Set down the full listing exactly, character for character.

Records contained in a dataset
— BEGIN —

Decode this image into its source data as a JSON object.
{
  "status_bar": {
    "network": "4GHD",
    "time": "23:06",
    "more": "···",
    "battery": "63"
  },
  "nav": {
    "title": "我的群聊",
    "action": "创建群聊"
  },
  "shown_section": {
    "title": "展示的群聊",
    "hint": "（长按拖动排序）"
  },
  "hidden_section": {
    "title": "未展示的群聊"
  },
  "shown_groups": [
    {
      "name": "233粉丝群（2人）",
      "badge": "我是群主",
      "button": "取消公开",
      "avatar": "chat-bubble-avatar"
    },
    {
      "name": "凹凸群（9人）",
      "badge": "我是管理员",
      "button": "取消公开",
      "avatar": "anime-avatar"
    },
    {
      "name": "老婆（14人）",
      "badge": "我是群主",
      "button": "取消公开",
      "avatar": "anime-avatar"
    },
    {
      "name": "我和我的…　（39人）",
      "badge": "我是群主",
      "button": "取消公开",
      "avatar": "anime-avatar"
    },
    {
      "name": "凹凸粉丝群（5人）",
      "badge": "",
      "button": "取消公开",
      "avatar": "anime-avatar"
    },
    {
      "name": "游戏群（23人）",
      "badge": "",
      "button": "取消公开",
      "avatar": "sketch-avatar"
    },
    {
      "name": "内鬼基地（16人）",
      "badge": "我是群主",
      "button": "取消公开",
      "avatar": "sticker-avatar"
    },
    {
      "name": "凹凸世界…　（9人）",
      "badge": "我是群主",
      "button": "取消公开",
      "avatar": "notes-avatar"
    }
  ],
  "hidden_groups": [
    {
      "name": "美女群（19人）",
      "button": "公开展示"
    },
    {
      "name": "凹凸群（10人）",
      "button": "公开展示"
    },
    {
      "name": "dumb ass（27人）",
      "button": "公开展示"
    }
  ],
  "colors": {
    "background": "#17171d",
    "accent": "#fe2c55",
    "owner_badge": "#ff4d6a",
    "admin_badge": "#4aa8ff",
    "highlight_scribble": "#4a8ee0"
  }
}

— END —

## EXERCISE ANSWER
Decode this image into its source data as a JSON object.
{
  "status_bar": {
    "network": "4GHD",
    "time": "23:06",
    "more": "···",
    "battery": "63"
  },
  "nav": {
    "title": "我的群聊",
    "action": "创建群聊"
  },
  "shown_section": {
    "title": "展示的群聊",
    "hint": "（长按拖动排序）"
  },
  "hidden_section": {
    "title": "未展示的群聊"
  },
  "shown_groups": [
    {
      "name": "233粉丝群（2人）",
      "badge": "我是群主",
      "button": "取消公开",
      "avatar": "chat-bubble-avatar"
    },
    {
      "name": "凹凸群（9人）",
      "badge": "我是管理员",
      "button": "取消公开",
      "avatar": "anime-avatar"
    },
    {
      "name": "老婆（14人）",
      "badge": "我是群主",
      "button": "取消公开",
      "avatar": "anime-avatar"
    },
    {
      "name": "我和我的…　（39人）",
      "badge": "我是群主",
      "button": "取消公开",
      "avatar": "anime-avatar"
    },
    {
      "name": "凹凸粉丝群（5人）",
      "badge": "",
      "button": "取消公开",
      "avatar": "anime-avatar"
    },
    {
      "name": "游戏群（23人）",
      "badge": "",
      "button": "取消公开",
      "avatar": "sketch-avatar"
    },
    {
      "name": "内鬼基地（16人）",
      "badge": "我是群主",
      "button": "取消公开",
      "avatar": "sticker-avatar"
    },
    {
      "name": "凹凸世界…　（9人）",
      "badge": "我是群主",
      "button": "取消公开",
      "avatar": "notes-avatar"
    }
  ],
  "hidden_groups": [
    {
      "name": "美女群（19人）",
      "button": "公开展示"
    },
    {
      "name": "凹凸群（10人）",
      "button": "公开展示"
    },
    {
      "name": "dumb ass（27人）",
      "button": "公开展示"
    }
  ],
  "colors": {
    "background": "#17171d",
    "accent": "#fe2c55",
    "owner_badge": "#ff4d6a",
    "admin_badge": "#4aa8ff",
    "highlight_scribble": "#4a8ee0"
  }
}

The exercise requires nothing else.